(Data records)
──────────
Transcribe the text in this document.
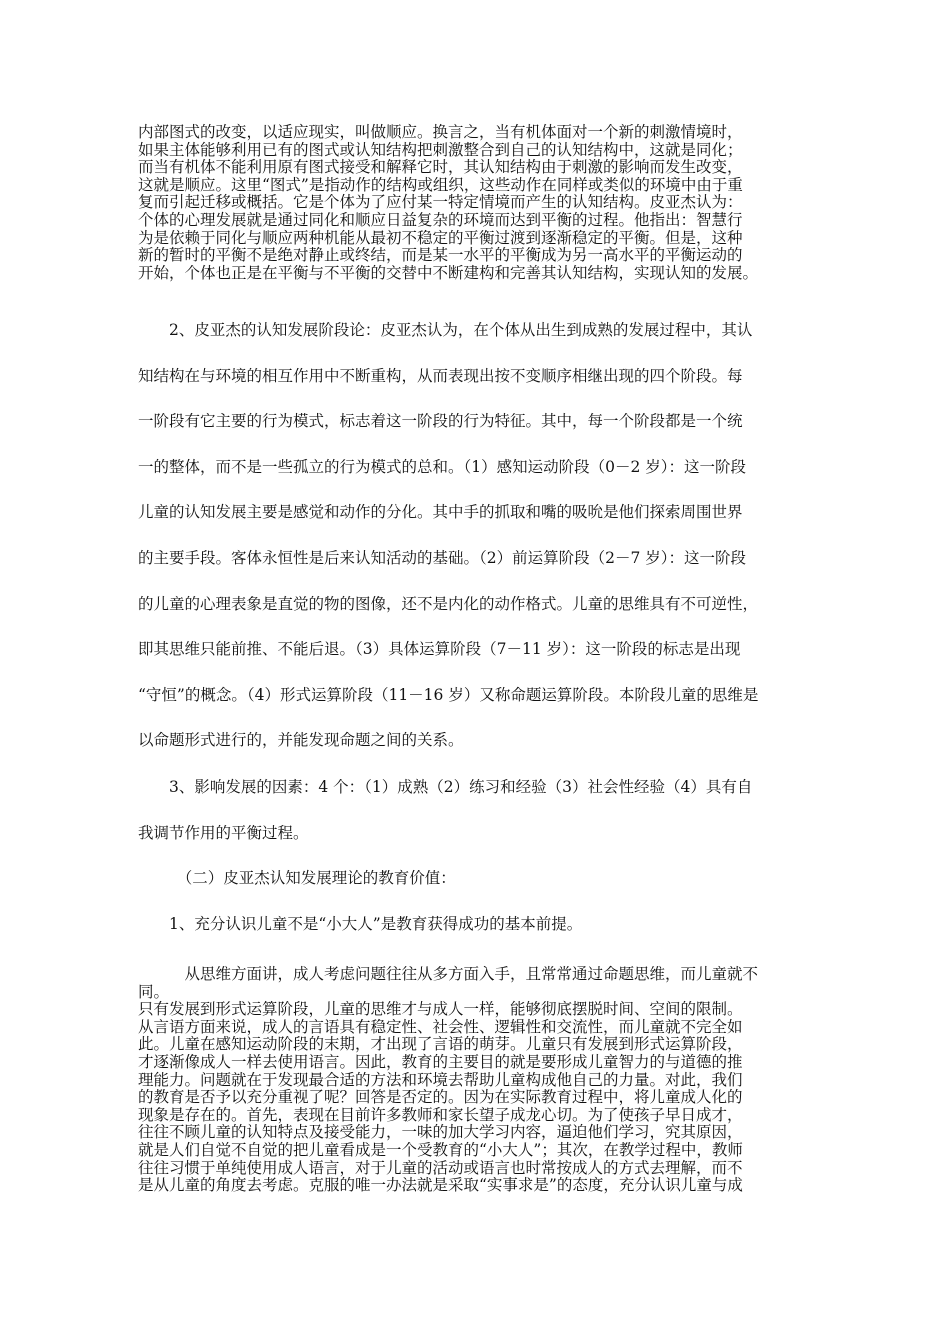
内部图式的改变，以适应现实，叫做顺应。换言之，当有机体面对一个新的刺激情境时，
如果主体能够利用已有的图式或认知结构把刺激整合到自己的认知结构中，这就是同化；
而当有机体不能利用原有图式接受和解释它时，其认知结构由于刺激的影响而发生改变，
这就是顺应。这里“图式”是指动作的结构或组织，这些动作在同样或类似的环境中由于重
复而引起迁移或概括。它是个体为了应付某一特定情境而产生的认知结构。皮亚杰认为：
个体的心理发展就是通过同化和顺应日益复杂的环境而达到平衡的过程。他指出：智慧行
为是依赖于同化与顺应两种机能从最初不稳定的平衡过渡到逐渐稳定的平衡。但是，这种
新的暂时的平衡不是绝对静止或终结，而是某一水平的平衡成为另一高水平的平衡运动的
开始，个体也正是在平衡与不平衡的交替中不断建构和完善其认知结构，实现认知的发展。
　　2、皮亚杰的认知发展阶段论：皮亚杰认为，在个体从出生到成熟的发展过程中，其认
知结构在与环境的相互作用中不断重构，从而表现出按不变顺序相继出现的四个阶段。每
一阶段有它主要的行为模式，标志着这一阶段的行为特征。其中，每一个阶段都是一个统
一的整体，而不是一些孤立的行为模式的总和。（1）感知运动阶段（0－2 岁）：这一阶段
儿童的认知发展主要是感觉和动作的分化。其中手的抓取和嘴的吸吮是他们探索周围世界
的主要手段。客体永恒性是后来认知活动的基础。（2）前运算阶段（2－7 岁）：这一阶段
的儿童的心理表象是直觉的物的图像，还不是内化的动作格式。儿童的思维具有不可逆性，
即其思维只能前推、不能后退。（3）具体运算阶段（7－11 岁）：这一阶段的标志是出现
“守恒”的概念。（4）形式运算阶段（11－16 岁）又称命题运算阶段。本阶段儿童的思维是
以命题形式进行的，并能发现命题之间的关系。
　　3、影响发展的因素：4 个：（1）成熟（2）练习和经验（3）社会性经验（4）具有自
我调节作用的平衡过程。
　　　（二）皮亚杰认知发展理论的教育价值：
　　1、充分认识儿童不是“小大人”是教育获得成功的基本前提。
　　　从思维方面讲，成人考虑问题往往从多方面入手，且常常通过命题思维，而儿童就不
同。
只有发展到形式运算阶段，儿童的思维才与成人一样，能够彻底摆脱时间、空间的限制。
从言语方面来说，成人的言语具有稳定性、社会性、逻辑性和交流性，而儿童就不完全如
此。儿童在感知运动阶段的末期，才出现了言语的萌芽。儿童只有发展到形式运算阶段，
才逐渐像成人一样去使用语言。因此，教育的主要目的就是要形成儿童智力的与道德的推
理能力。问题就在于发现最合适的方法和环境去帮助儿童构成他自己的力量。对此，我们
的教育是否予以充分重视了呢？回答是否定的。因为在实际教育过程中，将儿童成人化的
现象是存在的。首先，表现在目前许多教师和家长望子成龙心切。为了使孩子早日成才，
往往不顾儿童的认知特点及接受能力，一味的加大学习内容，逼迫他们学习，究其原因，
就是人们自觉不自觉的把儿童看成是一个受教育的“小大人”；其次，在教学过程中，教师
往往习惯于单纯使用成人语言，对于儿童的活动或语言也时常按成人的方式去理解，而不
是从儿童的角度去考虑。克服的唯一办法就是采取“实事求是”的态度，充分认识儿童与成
──────────
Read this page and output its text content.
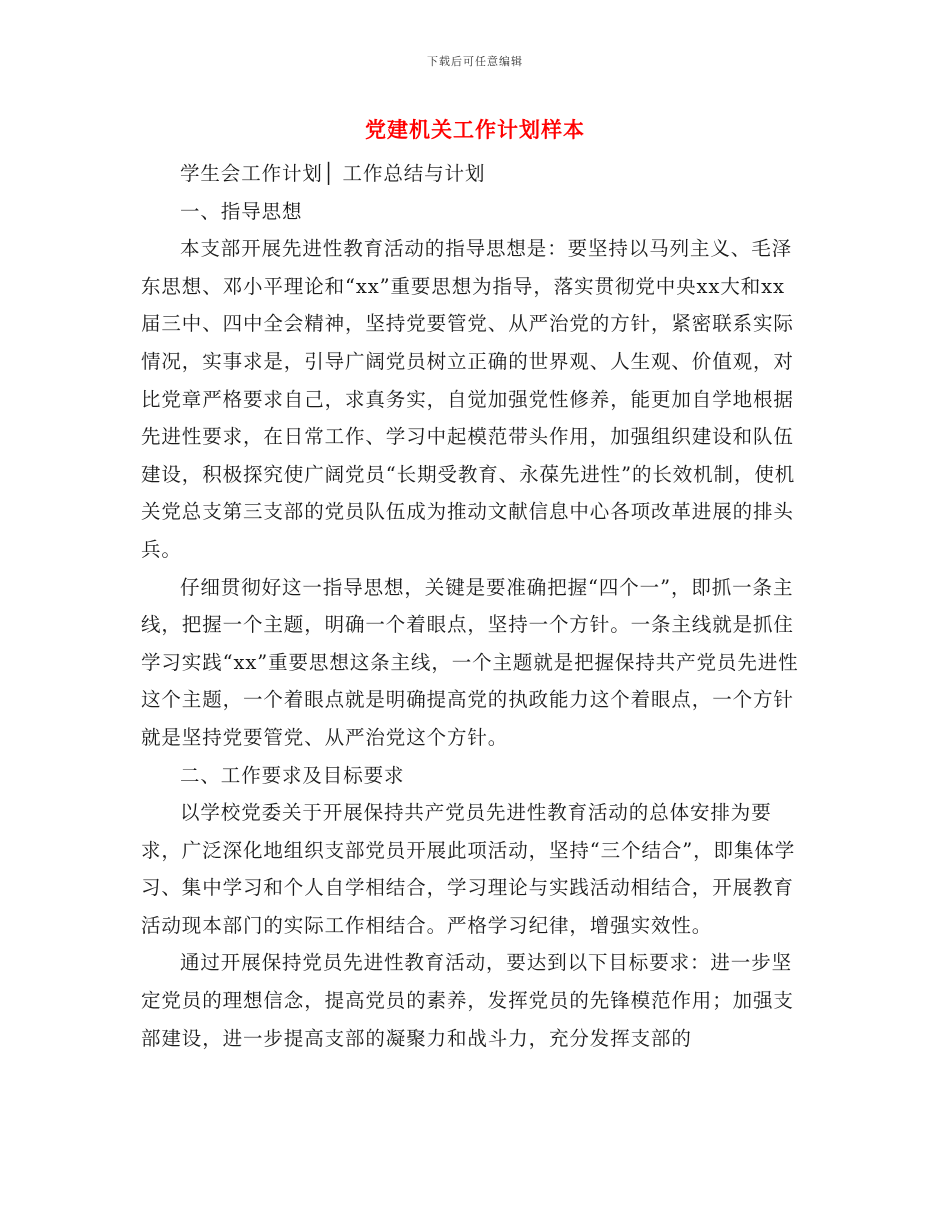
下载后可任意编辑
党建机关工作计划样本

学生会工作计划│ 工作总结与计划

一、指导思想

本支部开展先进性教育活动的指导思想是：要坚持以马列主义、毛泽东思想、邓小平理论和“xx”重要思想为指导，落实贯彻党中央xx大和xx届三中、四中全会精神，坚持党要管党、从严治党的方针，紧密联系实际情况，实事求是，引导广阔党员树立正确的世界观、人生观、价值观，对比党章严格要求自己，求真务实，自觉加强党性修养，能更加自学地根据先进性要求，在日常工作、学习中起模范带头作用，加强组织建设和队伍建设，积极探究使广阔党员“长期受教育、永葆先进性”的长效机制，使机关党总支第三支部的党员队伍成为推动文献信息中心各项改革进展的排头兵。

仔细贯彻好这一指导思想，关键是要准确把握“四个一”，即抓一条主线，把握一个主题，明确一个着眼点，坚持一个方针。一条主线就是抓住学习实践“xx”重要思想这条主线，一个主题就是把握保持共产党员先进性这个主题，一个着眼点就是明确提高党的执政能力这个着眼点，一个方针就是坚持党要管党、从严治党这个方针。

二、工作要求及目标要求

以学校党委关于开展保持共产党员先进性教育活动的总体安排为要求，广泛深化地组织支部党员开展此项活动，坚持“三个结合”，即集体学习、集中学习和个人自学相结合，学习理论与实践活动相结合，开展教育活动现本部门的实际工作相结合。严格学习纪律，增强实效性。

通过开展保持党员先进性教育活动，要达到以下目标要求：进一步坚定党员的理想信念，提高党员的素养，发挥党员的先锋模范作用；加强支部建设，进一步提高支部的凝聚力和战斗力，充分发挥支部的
──────────
» **STATED GOAL**: Select every line of the records holding the string "this".

» **WRITTEN ANSWER**:
Transcribe the text in this document.
Read this page and output its text content.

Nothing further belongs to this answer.